Listed records
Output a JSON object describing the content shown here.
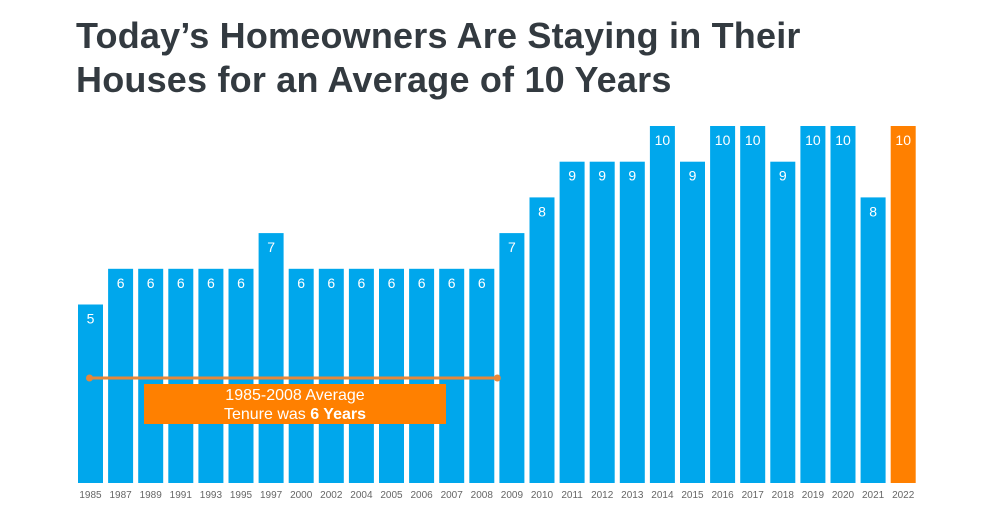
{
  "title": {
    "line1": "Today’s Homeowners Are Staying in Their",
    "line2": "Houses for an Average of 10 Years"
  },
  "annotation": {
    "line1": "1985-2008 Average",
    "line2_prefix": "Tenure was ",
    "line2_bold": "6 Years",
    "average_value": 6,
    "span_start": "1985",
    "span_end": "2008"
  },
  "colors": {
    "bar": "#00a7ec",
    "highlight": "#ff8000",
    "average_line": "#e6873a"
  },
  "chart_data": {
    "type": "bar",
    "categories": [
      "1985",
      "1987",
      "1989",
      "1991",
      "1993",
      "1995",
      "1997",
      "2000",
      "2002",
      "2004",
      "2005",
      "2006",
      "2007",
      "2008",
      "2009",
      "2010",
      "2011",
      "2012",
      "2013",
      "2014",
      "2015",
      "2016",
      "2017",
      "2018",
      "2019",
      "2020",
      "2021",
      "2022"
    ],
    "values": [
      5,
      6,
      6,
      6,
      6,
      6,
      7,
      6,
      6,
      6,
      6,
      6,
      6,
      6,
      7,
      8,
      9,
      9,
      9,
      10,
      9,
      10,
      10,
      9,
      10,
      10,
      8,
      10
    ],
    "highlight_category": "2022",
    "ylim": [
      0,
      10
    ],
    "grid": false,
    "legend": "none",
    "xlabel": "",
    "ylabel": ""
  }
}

What the exercise asks
Make a word-for-word copy of the entries, without any pictures.

Correct output
Output a JSON object describing the content shown here.
{
  "title": {
    "line1": "Today’s Homeowners Are Staying in Their",
    "line2": "Houses for an Average of 10 Years"
  },
  "annotation": {
    "line1": "1985-2008 Average",
    "line2_prefix": "Tenure was ",
    "line2_bold": "6 Years",
    "average_value": 6,
    "span_start": "1985",
    "span_end": "2008"
  },
  "colors": {
    "bar": "#00a7ec",
    "highlight": "#ff8000",
    "average_line": "#e6873a"
  },
  "chart_data": {
    "type": "bar",
    "categories": [
      "1985",
      "1987",
      "1989",
      "1991",
      "1993",
      "1995",
      "1997",
      "2000",
      "2002",
      "2004",
      "2005",
      "2006",
      "2007",
      "2008",
      "2009",
      "2010",
      "2011",
      "2012",
      "2013",
      "2014",
      "2015",
      "2016",
      "2017",
      "2018",
      "2019",
      "2020",
      "2021",
      "2022"
    ],
    "values": [
      5,
      6,
      6,
      6,
      6,
      6,
      7,
      6,
      6,
      6,
      6,
      6,
      6,
      6,
      7,
      8,
      9,
      9,
      9,
      10,
      9,
      10,
      10,
      9,
      10,
      10,
      8,
      10
    ],
    "highlight_category": "2022",
    "ylim": [
      0,
      10
    ],
    "grid": false,
    "legend": "none",
    "xlabel": "",
    "ylabel": ""
  }
}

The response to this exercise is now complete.